The problem
Lift every line from the entries that includes the word "JSON".

Dataset records
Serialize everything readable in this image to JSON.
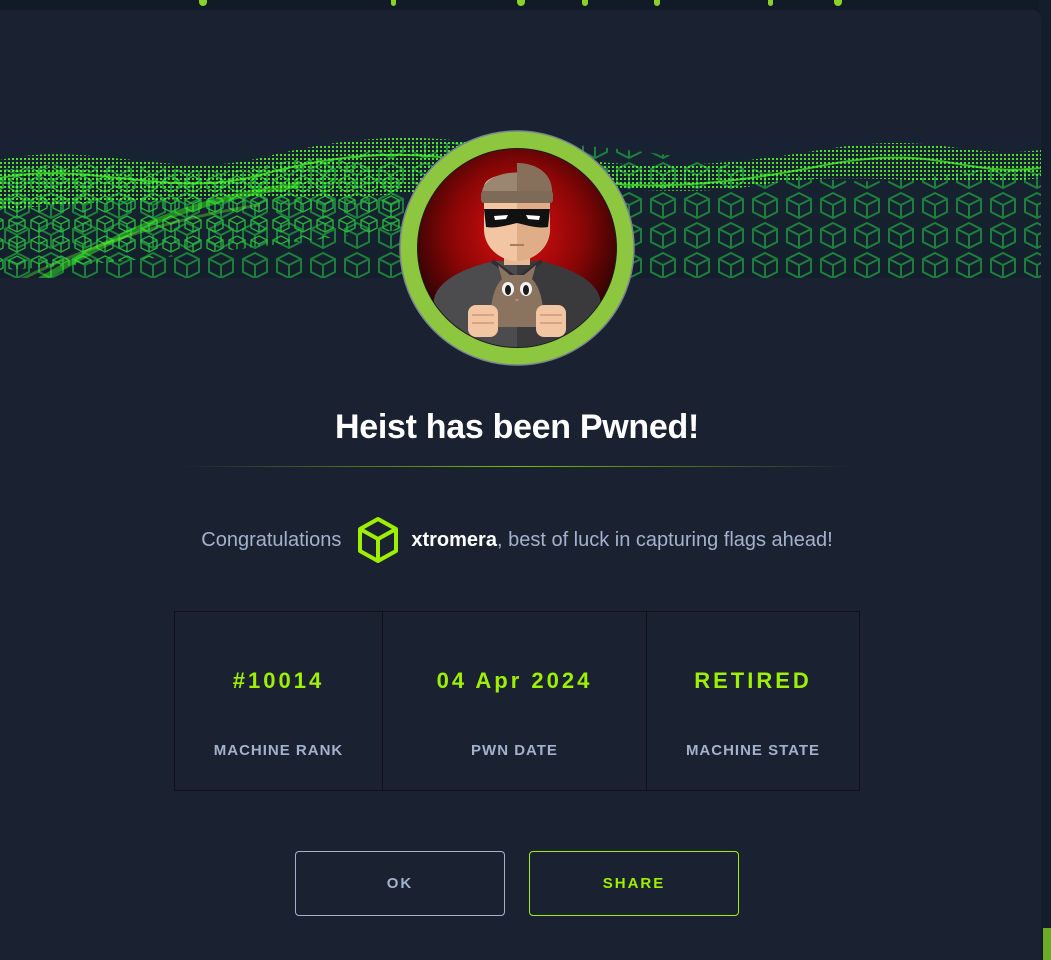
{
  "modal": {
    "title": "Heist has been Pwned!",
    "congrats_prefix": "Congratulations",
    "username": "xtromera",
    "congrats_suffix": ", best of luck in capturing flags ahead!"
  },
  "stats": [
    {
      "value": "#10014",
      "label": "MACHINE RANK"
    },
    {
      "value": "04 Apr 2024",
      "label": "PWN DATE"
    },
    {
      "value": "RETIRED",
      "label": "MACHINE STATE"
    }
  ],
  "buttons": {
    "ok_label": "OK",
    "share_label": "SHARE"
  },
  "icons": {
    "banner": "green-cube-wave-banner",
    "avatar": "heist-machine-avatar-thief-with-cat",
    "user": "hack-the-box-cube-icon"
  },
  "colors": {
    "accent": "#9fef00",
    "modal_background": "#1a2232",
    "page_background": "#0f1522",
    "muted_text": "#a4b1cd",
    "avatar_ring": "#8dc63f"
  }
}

---

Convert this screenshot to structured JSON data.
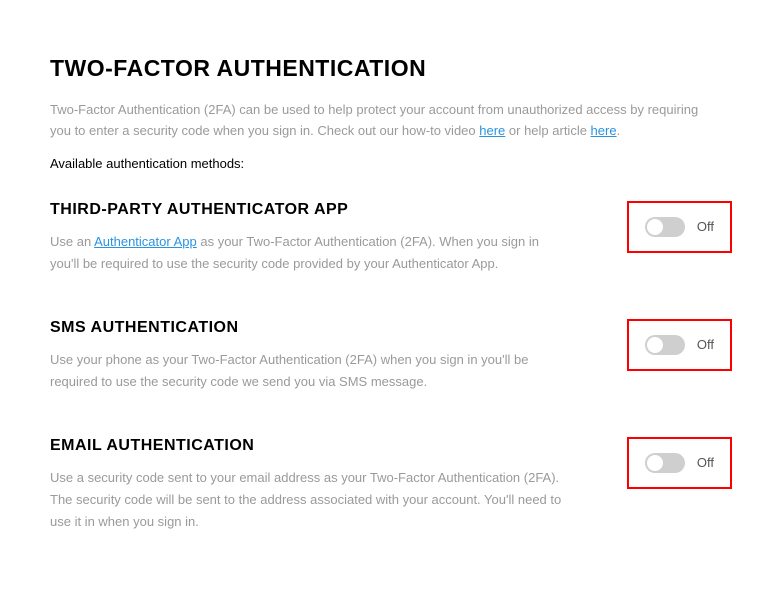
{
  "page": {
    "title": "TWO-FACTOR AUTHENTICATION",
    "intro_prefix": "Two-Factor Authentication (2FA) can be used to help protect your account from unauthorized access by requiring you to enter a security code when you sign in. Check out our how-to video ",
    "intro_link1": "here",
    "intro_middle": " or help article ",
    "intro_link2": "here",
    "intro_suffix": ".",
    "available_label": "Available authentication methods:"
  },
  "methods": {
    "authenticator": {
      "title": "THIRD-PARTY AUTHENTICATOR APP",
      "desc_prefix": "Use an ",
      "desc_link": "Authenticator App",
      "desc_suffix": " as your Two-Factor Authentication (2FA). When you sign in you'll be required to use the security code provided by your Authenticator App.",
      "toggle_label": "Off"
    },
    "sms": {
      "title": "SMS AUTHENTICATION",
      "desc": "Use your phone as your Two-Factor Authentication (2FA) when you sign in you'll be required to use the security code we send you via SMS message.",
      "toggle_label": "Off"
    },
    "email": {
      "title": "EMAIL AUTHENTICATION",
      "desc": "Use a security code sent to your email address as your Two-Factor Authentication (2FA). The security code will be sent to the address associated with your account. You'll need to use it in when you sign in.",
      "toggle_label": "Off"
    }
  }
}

---

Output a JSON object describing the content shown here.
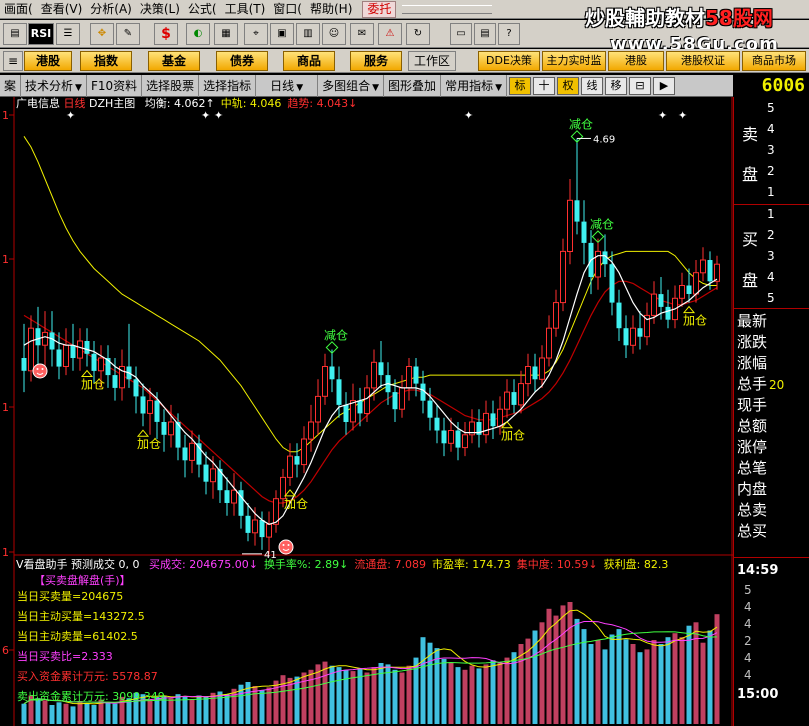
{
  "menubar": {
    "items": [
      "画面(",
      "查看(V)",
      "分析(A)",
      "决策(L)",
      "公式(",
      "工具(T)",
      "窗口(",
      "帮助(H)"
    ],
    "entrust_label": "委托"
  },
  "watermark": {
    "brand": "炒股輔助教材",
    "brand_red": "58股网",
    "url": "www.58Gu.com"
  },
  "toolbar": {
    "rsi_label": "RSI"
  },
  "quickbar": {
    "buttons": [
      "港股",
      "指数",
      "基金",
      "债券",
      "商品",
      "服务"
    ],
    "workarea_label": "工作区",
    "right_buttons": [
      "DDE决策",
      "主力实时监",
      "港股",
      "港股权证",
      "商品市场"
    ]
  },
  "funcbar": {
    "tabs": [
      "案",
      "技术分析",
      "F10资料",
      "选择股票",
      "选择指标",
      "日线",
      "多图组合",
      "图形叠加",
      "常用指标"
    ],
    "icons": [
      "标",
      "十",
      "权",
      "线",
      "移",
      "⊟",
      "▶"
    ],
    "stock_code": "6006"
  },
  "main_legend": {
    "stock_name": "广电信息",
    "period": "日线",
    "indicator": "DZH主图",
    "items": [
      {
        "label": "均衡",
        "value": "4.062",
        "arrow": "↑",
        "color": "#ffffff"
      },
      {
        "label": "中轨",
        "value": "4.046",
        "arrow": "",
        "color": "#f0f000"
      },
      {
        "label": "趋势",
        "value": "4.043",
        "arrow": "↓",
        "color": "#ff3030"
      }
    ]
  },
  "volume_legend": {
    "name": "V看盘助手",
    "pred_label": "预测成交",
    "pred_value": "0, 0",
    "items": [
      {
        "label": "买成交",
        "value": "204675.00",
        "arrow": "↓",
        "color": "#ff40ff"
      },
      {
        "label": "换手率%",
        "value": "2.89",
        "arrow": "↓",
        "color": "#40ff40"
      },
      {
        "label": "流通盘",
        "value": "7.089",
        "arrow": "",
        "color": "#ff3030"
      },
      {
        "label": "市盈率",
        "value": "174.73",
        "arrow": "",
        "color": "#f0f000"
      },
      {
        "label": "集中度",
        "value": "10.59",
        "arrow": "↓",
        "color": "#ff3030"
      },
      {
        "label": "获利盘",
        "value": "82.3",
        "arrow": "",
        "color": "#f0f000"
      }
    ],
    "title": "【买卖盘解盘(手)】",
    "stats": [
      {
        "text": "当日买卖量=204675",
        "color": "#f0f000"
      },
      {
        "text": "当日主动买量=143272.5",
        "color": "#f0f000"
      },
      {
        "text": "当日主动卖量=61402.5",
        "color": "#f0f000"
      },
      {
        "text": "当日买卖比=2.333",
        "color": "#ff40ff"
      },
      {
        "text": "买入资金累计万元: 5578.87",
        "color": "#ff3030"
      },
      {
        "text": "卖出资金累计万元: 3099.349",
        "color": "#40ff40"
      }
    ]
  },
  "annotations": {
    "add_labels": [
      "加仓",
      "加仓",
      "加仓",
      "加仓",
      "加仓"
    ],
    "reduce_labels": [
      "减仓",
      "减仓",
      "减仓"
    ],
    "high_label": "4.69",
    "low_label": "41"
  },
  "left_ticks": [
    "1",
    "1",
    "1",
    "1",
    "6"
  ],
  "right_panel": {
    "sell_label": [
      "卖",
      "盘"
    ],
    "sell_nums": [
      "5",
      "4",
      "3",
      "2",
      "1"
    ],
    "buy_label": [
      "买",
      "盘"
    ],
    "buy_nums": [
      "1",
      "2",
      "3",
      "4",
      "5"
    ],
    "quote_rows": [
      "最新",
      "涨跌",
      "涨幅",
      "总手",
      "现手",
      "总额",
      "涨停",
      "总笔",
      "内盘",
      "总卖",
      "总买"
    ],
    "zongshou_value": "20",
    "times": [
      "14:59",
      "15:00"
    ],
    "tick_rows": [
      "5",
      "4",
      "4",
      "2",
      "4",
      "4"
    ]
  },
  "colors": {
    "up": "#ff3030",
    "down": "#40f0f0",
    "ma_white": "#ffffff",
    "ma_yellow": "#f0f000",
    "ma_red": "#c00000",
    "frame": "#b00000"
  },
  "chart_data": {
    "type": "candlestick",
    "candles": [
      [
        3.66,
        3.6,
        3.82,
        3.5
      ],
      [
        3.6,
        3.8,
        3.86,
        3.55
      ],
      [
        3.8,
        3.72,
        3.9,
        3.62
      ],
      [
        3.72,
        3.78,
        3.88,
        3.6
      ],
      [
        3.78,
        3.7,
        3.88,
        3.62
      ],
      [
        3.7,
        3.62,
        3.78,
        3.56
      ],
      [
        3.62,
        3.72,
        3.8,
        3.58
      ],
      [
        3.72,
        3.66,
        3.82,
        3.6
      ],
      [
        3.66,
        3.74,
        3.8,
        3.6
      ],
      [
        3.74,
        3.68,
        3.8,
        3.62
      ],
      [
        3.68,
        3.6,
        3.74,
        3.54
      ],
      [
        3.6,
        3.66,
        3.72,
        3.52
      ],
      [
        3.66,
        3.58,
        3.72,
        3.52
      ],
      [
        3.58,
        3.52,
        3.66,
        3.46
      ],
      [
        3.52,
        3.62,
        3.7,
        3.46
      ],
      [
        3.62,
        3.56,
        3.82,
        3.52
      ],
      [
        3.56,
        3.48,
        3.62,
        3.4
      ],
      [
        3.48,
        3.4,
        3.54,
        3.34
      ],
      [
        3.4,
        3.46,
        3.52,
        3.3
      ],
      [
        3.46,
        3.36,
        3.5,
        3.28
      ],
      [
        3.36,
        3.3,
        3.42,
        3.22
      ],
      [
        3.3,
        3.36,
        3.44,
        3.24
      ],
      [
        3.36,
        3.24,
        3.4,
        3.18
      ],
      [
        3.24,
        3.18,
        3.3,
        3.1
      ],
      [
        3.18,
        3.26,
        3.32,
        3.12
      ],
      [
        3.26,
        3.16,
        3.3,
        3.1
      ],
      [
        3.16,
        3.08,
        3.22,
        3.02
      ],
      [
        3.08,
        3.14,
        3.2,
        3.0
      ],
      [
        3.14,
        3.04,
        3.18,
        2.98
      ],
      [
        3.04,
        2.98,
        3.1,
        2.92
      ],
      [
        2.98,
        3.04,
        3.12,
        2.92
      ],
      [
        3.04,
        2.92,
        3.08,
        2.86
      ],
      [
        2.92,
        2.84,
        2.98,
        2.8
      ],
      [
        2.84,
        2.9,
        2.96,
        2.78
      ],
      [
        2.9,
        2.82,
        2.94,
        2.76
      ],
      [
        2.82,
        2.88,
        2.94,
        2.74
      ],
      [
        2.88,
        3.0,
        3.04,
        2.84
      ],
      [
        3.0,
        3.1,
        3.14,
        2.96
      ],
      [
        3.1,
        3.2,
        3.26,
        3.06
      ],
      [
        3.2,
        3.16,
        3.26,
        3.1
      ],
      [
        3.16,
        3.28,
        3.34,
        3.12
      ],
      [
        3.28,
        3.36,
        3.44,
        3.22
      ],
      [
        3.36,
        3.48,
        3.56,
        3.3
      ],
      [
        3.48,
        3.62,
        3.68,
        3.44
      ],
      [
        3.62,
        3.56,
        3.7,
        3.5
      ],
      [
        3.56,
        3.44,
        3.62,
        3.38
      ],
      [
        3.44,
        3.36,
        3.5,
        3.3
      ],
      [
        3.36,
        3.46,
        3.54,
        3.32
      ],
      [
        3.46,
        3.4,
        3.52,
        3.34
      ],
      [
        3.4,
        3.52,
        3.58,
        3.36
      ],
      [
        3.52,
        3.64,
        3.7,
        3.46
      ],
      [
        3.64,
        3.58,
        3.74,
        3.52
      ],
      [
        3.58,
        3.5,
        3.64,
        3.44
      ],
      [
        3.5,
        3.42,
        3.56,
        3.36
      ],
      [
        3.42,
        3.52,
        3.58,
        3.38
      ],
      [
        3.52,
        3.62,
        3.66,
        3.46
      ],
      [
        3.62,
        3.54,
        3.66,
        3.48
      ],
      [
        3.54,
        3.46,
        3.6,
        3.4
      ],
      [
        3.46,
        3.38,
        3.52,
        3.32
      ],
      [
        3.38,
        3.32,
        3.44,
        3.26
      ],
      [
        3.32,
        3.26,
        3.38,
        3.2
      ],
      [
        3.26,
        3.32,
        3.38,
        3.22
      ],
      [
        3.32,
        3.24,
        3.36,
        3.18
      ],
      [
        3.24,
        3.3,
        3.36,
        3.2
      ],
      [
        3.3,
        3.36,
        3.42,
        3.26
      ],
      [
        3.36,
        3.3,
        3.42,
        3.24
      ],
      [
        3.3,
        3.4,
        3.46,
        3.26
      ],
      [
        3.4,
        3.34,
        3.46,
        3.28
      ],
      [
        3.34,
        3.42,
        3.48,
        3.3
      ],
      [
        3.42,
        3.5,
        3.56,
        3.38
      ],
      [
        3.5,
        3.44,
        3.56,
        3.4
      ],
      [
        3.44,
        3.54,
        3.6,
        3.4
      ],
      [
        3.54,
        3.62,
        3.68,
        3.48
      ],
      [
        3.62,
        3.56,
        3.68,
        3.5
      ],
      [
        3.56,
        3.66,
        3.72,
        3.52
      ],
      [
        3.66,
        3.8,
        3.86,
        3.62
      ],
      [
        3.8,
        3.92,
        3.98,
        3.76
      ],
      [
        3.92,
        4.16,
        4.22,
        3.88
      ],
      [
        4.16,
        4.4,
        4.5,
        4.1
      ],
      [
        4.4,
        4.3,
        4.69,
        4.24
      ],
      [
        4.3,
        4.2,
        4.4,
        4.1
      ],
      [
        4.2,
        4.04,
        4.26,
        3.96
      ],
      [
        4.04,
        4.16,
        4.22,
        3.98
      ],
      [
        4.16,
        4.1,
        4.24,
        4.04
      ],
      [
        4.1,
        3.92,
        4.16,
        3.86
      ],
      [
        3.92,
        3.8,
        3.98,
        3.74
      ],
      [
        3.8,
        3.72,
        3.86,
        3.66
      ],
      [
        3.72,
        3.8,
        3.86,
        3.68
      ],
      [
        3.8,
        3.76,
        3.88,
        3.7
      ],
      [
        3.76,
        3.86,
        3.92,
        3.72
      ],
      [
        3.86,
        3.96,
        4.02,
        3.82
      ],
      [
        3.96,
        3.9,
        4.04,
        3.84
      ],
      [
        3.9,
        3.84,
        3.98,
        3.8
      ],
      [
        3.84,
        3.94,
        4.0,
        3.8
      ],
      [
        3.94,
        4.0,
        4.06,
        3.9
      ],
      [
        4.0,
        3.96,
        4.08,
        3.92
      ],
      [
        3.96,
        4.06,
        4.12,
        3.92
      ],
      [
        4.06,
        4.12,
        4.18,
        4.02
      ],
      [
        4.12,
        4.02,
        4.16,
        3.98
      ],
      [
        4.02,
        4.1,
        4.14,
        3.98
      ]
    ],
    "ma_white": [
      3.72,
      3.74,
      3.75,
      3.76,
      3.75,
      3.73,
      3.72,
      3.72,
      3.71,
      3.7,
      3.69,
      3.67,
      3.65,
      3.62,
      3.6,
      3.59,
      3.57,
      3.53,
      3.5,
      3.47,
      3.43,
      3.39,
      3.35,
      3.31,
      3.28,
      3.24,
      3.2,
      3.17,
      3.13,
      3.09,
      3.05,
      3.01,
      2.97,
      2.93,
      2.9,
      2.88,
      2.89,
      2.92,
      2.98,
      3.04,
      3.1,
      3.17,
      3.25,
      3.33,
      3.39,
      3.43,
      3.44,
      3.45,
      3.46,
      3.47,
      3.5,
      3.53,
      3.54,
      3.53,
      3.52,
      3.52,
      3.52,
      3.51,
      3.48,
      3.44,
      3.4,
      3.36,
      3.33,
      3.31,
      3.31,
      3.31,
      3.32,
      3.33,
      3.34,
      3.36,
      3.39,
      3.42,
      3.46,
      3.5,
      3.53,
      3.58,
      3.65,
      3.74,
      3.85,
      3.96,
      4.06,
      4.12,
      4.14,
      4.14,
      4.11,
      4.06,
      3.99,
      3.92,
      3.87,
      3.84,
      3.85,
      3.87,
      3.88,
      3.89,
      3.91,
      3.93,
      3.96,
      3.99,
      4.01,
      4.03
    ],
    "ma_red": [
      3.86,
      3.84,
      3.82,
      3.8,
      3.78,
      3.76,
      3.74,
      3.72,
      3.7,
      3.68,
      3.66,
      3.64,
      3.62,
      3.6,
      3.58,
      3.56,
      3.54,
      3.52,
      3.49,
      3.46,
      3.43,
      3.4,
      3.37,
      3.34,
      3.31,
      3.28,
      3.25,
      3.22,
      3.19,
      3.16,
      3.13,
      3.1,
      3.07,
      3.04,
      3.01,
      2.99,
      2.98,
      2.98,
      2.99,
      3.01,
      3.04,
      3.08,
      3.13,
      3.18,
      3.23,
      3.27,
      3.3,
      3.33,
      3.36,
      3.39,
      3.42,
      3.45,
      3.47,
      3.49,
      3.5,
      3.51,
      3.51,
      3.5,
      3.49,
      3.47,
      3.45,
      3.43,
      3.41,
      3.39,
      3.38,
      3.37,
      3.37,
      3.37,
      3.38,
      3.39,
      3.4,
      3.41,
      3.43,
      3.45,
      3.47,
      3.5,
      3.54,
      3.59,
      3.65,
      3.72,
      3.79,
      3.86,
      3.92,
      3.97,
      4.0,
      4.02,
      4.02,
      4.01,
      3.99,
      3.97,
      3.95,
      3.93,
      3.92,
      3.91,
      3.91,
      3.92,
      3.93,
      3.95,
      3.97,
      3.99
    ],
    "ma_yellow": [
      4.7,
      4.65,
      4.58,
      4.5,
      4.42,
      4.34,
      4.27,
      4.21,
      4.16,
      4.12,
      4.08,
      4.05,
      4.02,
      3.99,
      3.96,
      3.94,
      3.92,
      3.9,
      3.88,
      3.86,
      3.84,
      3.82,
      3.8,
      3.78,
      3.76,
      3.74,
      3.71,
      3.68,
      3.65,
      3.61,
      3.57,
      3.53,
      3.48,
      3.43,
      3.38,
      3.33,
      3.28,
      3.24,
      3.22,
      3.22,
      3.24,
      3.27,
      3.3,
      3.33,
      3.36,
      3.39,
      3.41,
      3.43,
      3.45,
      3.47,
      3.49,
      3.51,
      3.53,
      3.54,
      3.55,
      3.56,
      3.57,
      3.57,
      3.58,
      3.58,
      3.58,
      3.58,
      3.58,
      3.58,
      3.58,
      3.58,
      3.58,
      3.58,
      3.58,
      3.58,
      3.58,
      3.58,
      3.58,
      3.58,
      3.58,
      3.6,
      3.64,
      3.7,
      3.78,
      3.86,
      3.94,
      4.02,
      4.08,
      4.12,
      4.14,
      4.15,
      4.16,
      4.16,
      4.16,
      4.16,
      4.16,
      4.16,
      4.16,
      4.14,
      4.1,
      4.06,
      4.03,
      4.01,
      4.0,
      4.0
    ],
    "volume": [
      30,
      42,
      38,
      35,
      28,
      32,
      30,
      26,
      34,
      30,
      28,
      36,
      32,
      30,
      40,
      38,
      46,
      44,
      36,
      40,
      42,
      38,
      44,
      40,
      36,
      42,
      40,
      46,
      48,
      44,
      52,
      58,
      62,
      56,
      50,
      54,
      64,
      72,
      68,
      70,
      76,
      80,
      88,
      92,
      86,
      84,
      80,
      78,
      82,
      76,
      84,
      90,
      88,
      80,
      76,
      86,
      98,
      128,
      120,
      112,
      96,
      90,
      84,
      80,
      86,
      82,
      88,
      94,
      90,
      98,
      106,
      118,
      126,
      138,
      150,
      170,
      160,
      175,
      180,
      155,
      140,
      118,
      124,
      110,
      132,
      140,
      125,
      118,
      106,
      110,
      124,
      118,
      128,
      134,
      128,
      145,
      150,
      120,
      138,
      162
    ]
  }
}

Output
Serialize everything readable in this image to JSON.
Convert this screenshot to structured JSON data.
Output a JSON object describing the content shown here.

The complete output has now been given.